YOUR TASK:
Write out the data below in full. Keep it exact.

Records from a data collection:
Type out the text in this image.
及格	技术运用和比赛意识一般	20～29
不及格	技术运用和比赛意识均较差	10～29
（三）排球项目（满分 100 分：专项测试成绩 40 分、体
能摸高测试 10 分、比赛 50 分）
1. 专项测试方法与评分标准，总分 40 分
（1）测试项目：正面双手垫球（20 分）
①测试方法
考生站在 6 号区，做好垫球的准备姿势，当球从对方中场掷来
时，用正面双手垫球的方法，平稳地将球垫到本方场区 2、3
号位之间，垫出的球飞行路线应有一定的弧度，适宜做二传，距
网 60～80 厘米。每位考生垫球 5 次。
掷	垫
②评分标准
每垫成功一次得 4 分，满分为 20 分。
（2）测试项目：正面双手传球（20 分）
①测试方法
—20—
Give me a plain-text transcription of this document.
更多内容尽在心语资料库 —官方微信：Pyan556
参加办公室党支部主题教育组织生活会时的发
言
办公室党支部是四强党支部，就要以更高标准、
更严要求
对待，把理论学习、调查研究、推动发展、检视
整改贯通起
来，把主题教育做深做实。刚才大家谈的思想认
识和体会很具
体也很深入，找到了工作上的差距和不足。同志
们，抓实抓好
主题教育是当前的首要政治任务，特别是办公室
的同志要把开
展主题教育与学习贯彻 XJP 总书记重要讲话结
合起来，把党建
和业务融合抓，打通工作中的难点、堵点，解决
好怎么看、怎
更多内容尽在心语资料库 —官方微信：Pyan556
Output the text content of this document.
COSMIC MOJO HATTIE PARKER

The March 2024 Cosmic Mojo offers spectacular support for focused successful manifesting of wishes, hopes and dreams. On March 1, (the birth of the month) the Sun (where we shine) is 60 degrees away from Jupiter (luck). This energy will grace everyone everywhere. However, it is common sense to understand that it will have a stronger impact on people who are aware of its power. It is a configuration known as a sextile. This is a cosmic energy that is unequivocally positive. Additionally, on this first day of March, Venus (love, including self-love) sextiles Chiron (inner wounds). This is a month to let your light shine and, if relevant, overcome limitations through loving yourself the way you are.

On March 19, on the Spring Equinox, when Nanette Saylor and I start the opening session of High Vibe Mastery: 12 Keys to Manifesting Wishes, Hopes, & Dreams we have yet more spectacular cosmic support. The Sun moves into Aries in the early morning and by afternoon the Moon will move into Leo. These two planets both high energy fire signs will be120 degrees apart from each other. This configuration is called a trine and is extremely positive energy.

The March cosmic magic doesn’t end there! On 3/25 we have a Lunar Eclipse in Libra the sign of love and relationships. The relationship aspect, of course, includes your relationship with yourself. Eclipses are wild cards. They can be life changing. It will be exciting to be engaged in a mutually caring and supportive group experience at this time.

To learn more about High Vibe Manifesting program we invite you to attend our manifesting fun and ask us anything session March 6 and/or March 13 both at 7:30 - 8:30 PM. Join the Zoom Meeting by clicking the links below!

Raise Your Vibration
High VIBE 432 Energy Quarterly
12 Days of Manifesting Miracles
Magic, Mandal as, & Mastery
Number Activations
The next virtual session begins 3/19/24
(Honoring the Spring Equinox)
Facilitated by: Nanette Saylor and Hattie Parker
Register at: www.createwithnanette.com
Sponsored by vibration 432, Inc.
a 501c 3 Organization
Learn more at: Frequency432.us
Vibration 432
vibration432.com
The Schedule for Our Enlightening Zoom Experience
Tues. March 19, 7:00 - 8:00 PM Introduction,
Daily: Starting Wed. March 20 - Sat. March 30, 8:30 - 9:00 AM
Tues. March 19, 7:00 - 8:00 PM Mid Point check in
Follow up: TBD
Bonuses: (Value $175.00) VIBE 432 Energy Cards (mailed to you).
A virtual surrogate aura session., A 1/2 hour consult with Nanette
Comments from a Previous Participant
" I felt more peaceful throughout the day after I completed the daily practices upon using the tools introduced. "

TASK RESPONSE:
Type out the text in this image.
及格	技术运用和比赛意识一般	20～29
不及格	技术运用和比赛意识均较差	10～29
（三）排球项目（满分 100 分：专项测试成绩 40 分、体
能摸高测试 10 分、比赛 50 分）
1. 专项测试方法与评分标准，总分 40 分
（1）测试项目：正面双手垫球（20 分）
①测试方法
考生站在 6 号区，做好垫球的准备姿势，当球从对方中场掷来
时，用正面双手垫球的方法，平稳地将球垫到本方场区 2、3
号位之间，垫出的球飞行路线应有一定的弧度，适宜做二传，距
网 60～80 厘米。每位考生垫球 5 次。
掷	垫
②评分标准
每垫成功一次得 4 分，满分为 20 分。
（2）测试项目：正面双手传球（20 分）
①测试方法
—20—
Give me a plain-text transcription of this document.
更多内容尽在心语资料库 —官方微信：Pyan556
参加办公室党支部主题教育组织生活会时的发
言
办公室党支部是四强党支部，就要以更高标准、
更严要求
对待，把理论学习、调查研究、推动发展、检视
整改贯通起
来，把主题教育做深做实。刚才大家谈的思想认
识和体会很具
体也很深入，找到了工作上的差距和不足。同志
们，抓实抓好
主题教育是当前的首要政治任务，特别是办公室
的同志要把开
展主题教育与学习贯彻 XJP 总书记重要讲话结
合起来，把党建
和业务融合抓，打通工作中的难点、堵点，解决
好怎么看、怎
更多内容尽在心语资料库 —官方微信：Pyan556
Output the text content of this document.
COSMIC MOJO HATTIE PARKER

The March 2024 Cosmic Mojo offers spectacular support for focused successful manifesting of wishes, hopes and dreams. On March 1, (the birth of the month) the Sun (where we shine) is 60 degrees away from Jupiter (luck). This energy will grace everyone everywhere. However, it is common sense to understand that it will have a stronger impact on people who are aware of its power. It is a configuration known as a sextile. This is a cosmic energy that is unequivocally positive. Additionally, on this first day of March, Venus (love, including self-love) sextiles Chiron (inner wounds). This is a month to let your light shine and, if relevant, overcome limitations through loving yourself the way you are.

On March 19, on the Spring Equinox, when Nanette Saylor and I start the opening session of High Vibe Mastery: 12 Keys to Manifesting Wishes, Hopes, & Dreams we have yet more spectacular cosmic support. The Sun moves into Aries in the early morning and by afternoon the Moon will move into Leo. These two planets both high energy fire signs will be120 degrees apart from each other. This configuration is called a trine and is extremely positive energy.

The March cosmic magic doesn’t end there! On 3/25 we have a Lunar Eclipse in Libra the sign of love and relationships. The relationship aspect, of course, includes your relationship with yourself. Eclipses are wild cards. They can be life changing. It will be exciting to be engaged in a mutually caring and supportive group experience at this time.

To learn more about High Vibe Manifesting program we invite you to attend our manifesting fun and ask us anything session March 6 and/or March 13 both at 7:30 - 8:30 PM. Join the Zoom Meeting by clicking the links below!

Raise Your Vibration
High VIBE 432 Energy Quarterly
12 Days of Manifesting Miracles
Magic, Mandal as, & Mastery
Number Activations
The next virtual session begins 3/19/24
(Honoring the Spring Equinox)
Facilitated by: Nanette Saylor and Hattie Parker
Register at: www.createwithnanette.com
Sponsored by vibration 432, Inc.
a 501c 3 Organization
Learn more at: Frequency432.us
Vibration 432
vibration432.com
The Schedule for Our Enlightening Zoom Experience
Tues. March 19, 7:00 - 8:00 PM Introduction,
Daily: Starting Wed. March 20 - Sat. March 30, 8:30 - 9:00 AM
Tues. March 19, 7:00 - 8:00 PM Mid Point check in
Follow up: TBD
Bonuses: (Value $175.00) VIBE 432 Energy Cards (mailed to you).
A virtual surrogate aura session., A 1/2 hour consult with Nanette
Comments from a Previous Participant
" I felt more peaceful throughout the day after I completed the daily practices upon using the tools introduced. "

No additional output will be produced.